--- What is being asked ---
Pictures do not belong in the copy; restate the records below word for word.

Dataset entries
[START]
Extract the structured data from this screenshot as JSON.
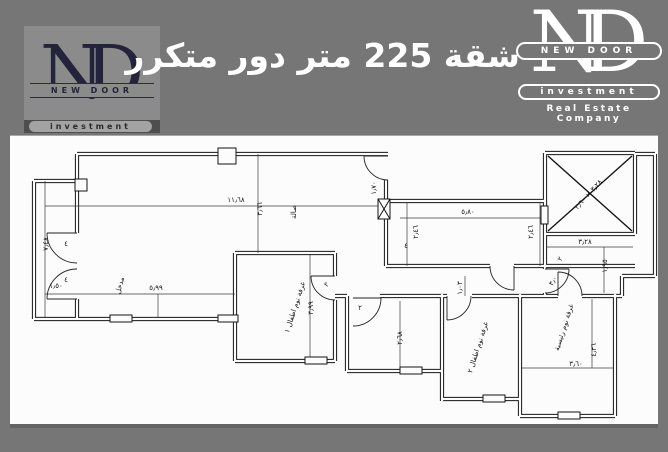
{
  "header": {
    "title": "شقة 225 متر دور متكرر"
  },
  "logo_left": {
    "monogram_n": "N",
    "monogram_d": "D",
    "band": "NEW DOOR",
    "pill": "investment"
  },
  "logo_right": {
    "monogram_n": "N",
    "monogram_d": "D",
    "band": "NEW DOOR",
    "pill": "investment",
    "tagline": "Real Estate Company"
  },
  "colors": {
    "background": "#767676",
    "panel": "#fcfcfc",
    "logo_left_box": "#8b8b8b",
    "logo_left_ink": "#23233b",
    "logo_left_dark_band": "#4e4e4e",
    "logo_right_ink": "#ffffff",
    "plan_line": "#151515",
    "title_text": "#ffffff"
  },
  "plan": {
    "annotations": [
      {
        "text": "١١٫٦٨",
        "x": 226,
        "y": 66,
        "rot": 0
      },
      {
        "text": "٣٫٦٦",
        "x": 252,
        "y": 73,
        "rot": -90
      },
      {
        "text": "صالة",
        "x": 286,
        "y": 76,
        "rot": -90
      },
      {
        "text": "٧٫٤٨",
        "x": 38,
        "y": 108,
        "rot": -90
      },
      {
        "text": "١٫٥٠",
        "x": 46,
        "y": 152,
        "rot": 0
      },
      {
        "text": "٥٫٩٩",
        "x": 146,
        "y": 154,
        "rot": 0
      },
      {
        "text": "مدخل",
        "x": 112,
        "y": 150,
        "rot": -75,
        "size": 6
      },
      {
        "text": "٥٫٨٠",
        "x": 458,
        "y": 78,
        "rot": 0
      },
      {
        "text": "٢٫٤٦",
        "x": 408,
        "y": 96,
        "rot": -90
      },
      {
        "text": "٢٫٤٦",
        "x": 523,
        "y": 96,
        "rot": -90
      },
      {
        "text": "٤",
        "x": 396,
        "y": 112,
        "rot": 0,
        "size": 6
      },
      {
        "text": "١٫٧٠",
        "x": 366,
        "y": 52,
        "rot": -90,
        "size": 5.5
      },
      {
        "text": "٣٫٢٨ × ٣٫٦٠",
        "x": 580,
        "y": 60,
        "rot": -48,
        "size": 6.5
      },
      {
        "text": "٣٫٢٨",
        "x": 575,
        "y": 108,
        "rot": 0
      },
      {
        "text": "١٫٩٥",
        "x": 597,
        "y": 130,
        "rot": -90
      },
      {
        "text": "٣٫٠",
        "x": 545,
        "y": 146,
        "rot": -60,
        "size": 6
      },
      {
        "text": "٢",
        "x": 552,
        "y": 124,
        "rot": -60,
        "size": 6
      },
      {
        "text": "٣٫٩٩",
        "x": 303,
        "y": 172,
        "rot": -90
      },
      {
        "text": "غرفة نوم اطفال ١",
        "x": 287,
        "y": 172,
        "rot": -72,
        "size": 6
      },
      {
        "text": "٢٫٦٨",
        "x": 392,
        "y": 202,
        "rot": -90
      },
      {
        "text": "٢",
        "x": 350,
        "y": 174,
        "rot": 0,
        "size": 6
      },
      {
        "text": "٢",
        "x": 318,
        "y": 150,
        "rot": -45,
        "size": 6
      },
      {
        "text": "١٫٠٣",
        "x": 452,
        "y": 152,
        "rot": -90,
        "size": 6
      },
      {
        "text": "غرفة نوم اطفال ٢",
        "x": 470,
        "y": 212,
        "rot": -72,
        "size": 6
      },
      {
        "text": "غرفة نوم رئيسية",
        "x": 556,
        "y": 192,
        "rot": -72,
        "size": 6
      },
      {
        "text": "٤٫٣٦",
        "x": 586,
        "y": 214,
        "rot": -90
      },
      {
        "text": "٣٫٦٠",
        "x": 566,
        "y": 230,
        "rot": 0
      },
      {
        "text": "٤",
        "x": 56,
        "y": 110,
        "rot": 0,
        "size": 6
      },
      {
        "text": "٤",
        "x": 56,
        "y": 146,
        "rot": 0,
        "size": 6
      }
    ]
  }
}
[END]
--- Right answer ---
Extract the structured data from this screenshot as JSON.
{
  "header": {
    "title": "شقة 225 متر دور متكرر"
  },
  "logo_left": {
    "monogram_n": "N",
    "monogram_d": "D",
    "band": "NEW DOOR",
    "pill": "investment"
  },
  "logo_right": {
    "monogram_n": "N",
    "monogram_d": "D",
    "band": "NEW DOOR",
    "pill": "investment",
    "tagline": "Real Estate Company"
  },
  "colors": {
    "background": "#767676",
    "panel": "#fcfcfc",
    "logo_left_box": "#8b8b8b",
    "logo_left_ink": "#23233b",
    "logo_left_dark_band": "#4e4e4e",
    "logo_right_ink": "#ffffff",
    "plan_line": "#151515",
    "title_text": "#ffffff"
  },
  "plan": {
    "annotations": [
      {
        "text": "١١٫٦٨",
        "x": 226,
        "y": 66,
        "rot": 0
      },
      {
        "text": "٣٫٦٦",
        "x": 252,
        "y": 73,
        "rot": -90
      },
      {
        "text": "صالة",
        "x": 286,
        "y": 76,
        "rot": -90
      },
      {
        "text": "٧٫٤٨",
        "x": 38,
        "y": 108,
        "rot": -90
      },
      {
        "text": "١٫٥٠",
        "x": 46,
        "y": 152,
        "rot": 0
      },
      {
        "text": "٥٫٩٩",
        "x": 146,
        "y": 154,
        "rot": 0
      },
      {
        "text": "مدخل",
        "x": 112,
        "y": 150,
        "rot": -75,
        "size": 6
      },
      {
        "text": "٥٫٨٠",
        "x": 458,
        "y": 78,
        "rot": 0
      },
      {
        "text": "٢٫٤٦",
        "x": 408,
        "y": 96,
        "rot": -90
      },
      {
        "text": "٢٫٤٦",
        "x": 523,
        "y": 96,
        "rot": -90
      },
      {
        "text": "٤",
        "x": 396,
        "y": 112,
        "rot": 0,
        "size": 6
      },
      {
        "text": "١٫٧٠",
        "x": 366,
        "y": 52,
        "rot": -90,
        "size": 5.5
      },
      {
        "text": "٣٫٢٨ × ٣٫٦٠",
        "x": 580,
        "y": 60,
        "rot": -48,
        "size": 6.5
      },
      {
        "text": "٣٫٢٨",
        "x": 575,
        "y": 108,
        "rot": 0
      },
      {
        "text": "١٫٩٥",
        "x": 597,
        "y": 130,
        "rot": -90
      },
      {
        "text": "٣٫٠",
        "x": 545,
        "y": 146,
        "rot": -60,
        "size": 6
      },
      {
        "text": "٢",
        "x": 552,
        "y": 124,
        "rot": -60,
        "size": 6
      },
      {
        "text": "٣٫٩٩",
        "x": 303,
        "y": 172,
        "rot": -90
      },
      {
        "text": "غرفة نوم اطفال ١",
        "x": 287,
        "y": 172,
        "rot": -72,
        "size": 6
      },
      {
        "text": "٢٫٦٨",
        "x": 392,
        "y": 202,
        "rot": -90
      },
      {
        "text": "٢",
        "x": 350,
        "y": 174,
        "rot": 0,
        "size": 6
      },
      {
        "text": "٢",
        "x": 318,
        "y": 150,
        "rot": -45,
        "size": 6
      },
      {
        "text": "١٫٠٣",
        "x": 452,
        "y": 152,
        "rot": -90,
        "size": 6
      },
      {
        "text": "غرفة نوم اطفال ٢",
        "x": 470,
        "y": 212,
        "rot": -72,
        "size": 6
      },
      {
        "text": "غرفة نوم رئيسية",
        "x": 556,
        "y": 192,
        "rot": -72,
        "size": 6
      },
      {
        "text": "٤٫٣٦",
        "x": 586,
        "y": 214,
        "rot": -90
      },
      {
        "text": "٣٫٦٠",
        "x": 566,
        "y": 230,
        "rot": 0
      },
      {
        "text": "٤",
        "x": 56,
        "y": 110,
        "rot": 0,
        "size": 6
      },
      {
        "text": "٤",
        "x": 56,
        "y": 146,
        "rot": 0,
        "size": 6
      }
    ]
  }
}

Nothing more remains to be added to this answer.